Brief
All of the records below need to be copied exactly.

Record list
++++++++++
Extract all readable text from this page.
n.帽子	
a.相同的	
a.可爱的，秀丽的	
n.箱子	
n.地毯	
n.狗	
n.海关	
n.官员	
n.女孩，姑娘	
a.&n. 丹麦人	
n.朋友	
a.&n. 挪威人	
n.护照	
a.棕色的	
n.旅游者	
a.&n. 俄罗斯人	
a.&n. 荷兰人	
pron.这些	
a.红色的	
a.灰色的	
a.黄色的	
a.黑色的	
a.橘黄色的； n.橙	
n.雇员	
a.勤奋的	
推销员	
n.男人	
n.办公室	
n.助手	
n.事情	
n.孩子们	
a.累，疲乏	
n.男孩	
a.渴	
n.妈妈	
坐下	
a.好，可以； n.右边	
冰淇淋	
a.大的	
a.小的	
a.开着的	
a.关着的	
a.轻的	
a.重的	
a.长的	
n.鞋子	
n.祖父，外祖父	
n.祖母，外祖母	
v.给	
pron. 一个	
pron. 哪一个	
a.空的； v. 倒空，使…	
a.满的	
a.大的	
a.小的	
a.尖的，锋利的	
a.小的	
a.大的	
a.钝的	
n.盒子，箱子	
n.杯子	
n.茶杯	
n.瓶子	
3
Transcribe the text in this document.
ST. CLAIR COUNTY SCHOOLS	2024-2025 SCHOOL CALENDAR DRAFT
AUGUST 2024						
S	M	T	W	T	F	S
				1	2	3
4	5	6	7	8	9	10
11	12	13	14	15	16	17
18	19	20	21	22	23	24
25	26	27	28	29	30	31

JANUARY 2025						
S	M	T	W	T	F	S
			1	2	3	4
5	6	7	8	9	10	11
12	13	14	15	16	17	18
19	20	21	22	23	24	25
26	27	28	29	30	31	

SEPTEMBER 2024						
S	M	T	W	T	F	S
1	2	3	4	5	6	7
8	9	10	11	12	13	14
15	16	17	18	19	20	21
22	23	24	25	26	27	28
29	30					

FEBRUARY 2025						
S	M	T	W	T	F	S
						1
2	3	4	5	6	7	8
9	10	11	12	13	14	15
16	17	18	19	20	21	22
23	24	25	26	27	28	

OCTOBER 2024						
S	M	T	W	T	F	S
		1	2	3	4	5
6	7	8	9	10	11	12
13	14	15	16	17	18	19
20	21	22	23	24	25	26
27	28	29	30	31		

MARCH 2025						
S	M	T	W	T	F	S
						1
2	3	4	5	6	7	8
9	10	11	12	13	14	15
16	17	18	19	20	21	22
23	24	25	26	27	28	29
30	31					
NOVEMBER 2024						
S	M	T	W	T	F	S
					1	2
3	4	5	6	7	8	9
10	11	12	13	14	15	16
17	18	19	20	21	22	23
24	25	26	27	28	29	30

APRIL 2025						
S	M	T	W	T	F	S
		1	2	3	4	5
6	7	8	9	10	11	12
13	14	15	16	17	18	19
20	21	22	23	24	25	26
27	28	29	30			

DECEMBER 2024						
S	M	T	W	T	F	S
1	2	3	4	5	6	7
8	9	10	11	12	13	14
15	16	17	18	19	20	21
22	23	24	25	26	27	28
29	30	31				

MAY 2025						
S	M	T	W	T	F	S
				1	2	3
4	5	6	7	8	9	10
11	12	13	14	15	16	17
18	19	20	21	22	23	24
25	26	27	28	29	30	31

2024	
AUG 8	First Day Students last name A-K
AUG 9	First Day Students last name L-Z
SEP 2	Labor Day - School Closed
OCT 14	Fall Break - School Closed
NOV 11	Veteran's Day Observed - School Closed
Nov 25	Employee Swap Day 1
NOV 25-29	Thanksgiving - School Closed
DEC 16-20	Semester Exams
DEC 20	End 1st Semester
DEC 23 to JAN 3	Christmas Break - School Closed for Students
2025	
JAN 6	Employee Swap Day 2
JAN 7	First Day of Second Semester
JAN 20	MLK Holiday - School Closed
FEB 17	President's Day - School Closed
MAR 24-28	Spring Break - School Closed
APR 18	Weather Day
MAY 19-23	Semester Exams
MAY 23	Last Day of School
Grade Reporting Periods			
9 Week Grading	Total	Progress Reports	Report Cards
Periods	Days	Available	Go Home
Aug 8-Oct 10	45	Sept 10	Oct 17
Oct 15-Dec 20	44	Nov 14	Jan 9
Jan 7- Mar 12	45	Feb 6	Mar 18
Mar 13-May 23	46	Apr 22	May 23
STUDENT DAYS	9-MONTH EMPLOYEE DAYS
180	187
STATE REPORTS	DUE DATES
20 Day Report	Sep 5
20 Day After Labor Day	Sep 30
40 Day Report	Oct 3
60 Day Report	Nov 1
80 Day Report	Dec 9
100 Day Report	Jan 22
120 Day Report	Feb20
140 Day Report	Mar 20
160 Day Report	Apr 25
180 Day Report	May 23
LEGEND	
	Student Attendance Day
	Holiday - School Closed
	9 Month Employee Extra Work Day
++++++++++
Reply to the task
Extract all readable text from this page.
n.帽子	
a.相同的	
a.可爱的，秀丽的	
n.箱子	
n.地毯	
n.狗	
n.海关	
n.官员	
n.女孩，姑娘	
a.&n. 丹麦人	
n.朋友	
a.&n. 挪威人	
n.护照	
a.棕色的	
n.旅游者	
a.&n. 俄罗斯人	
a.&n. 荷兰人	
pron.这些	
a.红色的	
a.灰色的	
a.黄色的	
a.黑色的	
a.橘黄色的； n.橙	
n.雇员	
a.勤奋的	
推销员	
n.男人	
n.办公室	
n.助手	
n.事情	
n.孩子们	
a.累，疲乏	
n.男孩	
a.渴	
n.妈妈	
坐下	
a.好，可以； n.右边	
冰淇淋	
a.大的	
a.小的	
a.开着的	
a.关着的	
a.轻的	
a.重的	
a.长的	
n.鞋子	
n.祖父，外祖父	
n.祖母，外祖母	
v.给	
pron. 一个	
pron. 哪一个	
a.空的； v. 倒空，使…	
a.满的	
a.大的	
a.小的	
a.尖的，锋利的	
a.小的	
a.大的	
a.钝的	
n.盒子，箱子	
n.杯子	
n.茶杯	
n.瓶子	
3
Transcribe the text in this document.
ST. CLAIR COUNTY SCHOOLS	2024-2025 SCHOOL CALENDAR DRAFT
AUGUST 2024						
S	M	T	W	T	F	S
				1	2	3
4	5	6	7	8	9	10
11	12	13	14	15	16	17
18	19	20	21	22	23	24
25	26	27	28	29	30	31

JANUARY 2025						
S	M	T	W	T	F	S
			1	2	3	4
5	6	7	8	9	10	11
12	13	14	15	16	17	18
19	20	21	22	23	24	25
26	27	28	29	30	31	

SEPTEMBER 2024						
S	M	T	W	T	F	S
1	2	3	4	5	6	7
8	9	10	11	12	13	14
15	16	17	18	19	20	21
22	23	24	25	26	27	28
29	30					

FEBRUARY 2025						
S	M	T	W	T	F	S
						1
2	3	4	5	6	7	8
9	10	11	12	13	14	15
16	17	18	19	20	21	22
23	24	25	26	27	28	

OCTOBER 2024						
S	M	T	W	T	F	S
		1	2	3	4	5
6	7	8	9	10	11	12
13	14	15	16	17	18	19
20	21	22	23	24	25	26
27	28	29	30	31		

MARCH 2025						
S	M	T	W	T	F	S
						1
2	3	4	5	6	7	8
9	10	11	12	13	14	15
16	17	18	19	20	21	22
23	24	25	26	27	28	29
30	31					
NOVEMBER 2024						
S	M	T	W	T	F	S
					1	2
3	4	5	6	7	8	9
10	11	12	13	14	15	16
17	18	19	20	21	22	23
24	25	26	27	28	29	30

APRIL 2025						
S	M	T	W	T	F	S
		1	2	3	4	5
6	7	8	9	10	11	12
13	14	15	16	17	18	19
20	21	22	23	24	25	26
27	28	29	30			

DECEMBER 2024						
S	M	T	W	T	F	S
1	2	3	4	5	6	7
8	9	10	11	12	13	14
15	16	17	18	19	20	21
22	23	24	25	26	27	28
29	30	31				

MAY 2025						
S	M	T	W	T	F	S
				1	2	3
4	5	6	7	8	9	10
11	12	13	14	15	16	17
18	19	20	21	22	23	24
25	26	27	28	29	30	31

2024	
AUG 8	First Day Students last name A-K
AUG 9	First Day Students last name L-Z
SEP 2	Labor Day - School Closed
OCT 14	Fall Break - School Closed
NOV 11	Veteran's Day Observed - School Closed
Nov 25	Employee Swap Day 1
NOV 25-29	Thanksgiving - School Closed
DEC 16-20	Semester Exams
DEC 20	End 1st Semester
DEC 23 to JAN 3	Christmas Break - School Closed for Students
2025	
JAN 6	Employee Swap Day 2
JAN 7	First Day of Second Semester
JAN 20	MLK Holiday - School Closed
FEB 17	President's Day - School Closed
MAR 24-28	Spring Break - School Closed
APR 18	Weather Day
MAY 19-23	Semester Exams
MAY 23	Last Day of School
Grade Reporting Periods			
9 Week Grading	Total	Progress Reports	Report Cards
Periods	Days	Available	Go Home
Aug 8-Oct 10	45	Sept 10	Oct 17
Oct 15-Dec 20	44	Nov 14	Jan 9
Jan 7- Mar 12	45	Feb 6	Mar 18
Mar 13-May 23	46	Apr 22	May 23
STUDENT DAYS	9-MONTH EMPLOYEE DAYS
180	187
STATE REPORTS	DUE DATES
20 Day Report	Sep 5
20 Day After Labor Day	Sep 30
40 Day Report	Oct 3
60 Day Report	Nov 1
80 Day Report	Dec 9
100 Day Report	Jan 22
120 Day Report	Feb20
140 Day Report	Mar 20
160 Day Report	Apr 25
180 Day Report	May 23
LEGEND	
	Student Attendance Day
	Holiday - School Closed
	9 Month Employee Extra Work Day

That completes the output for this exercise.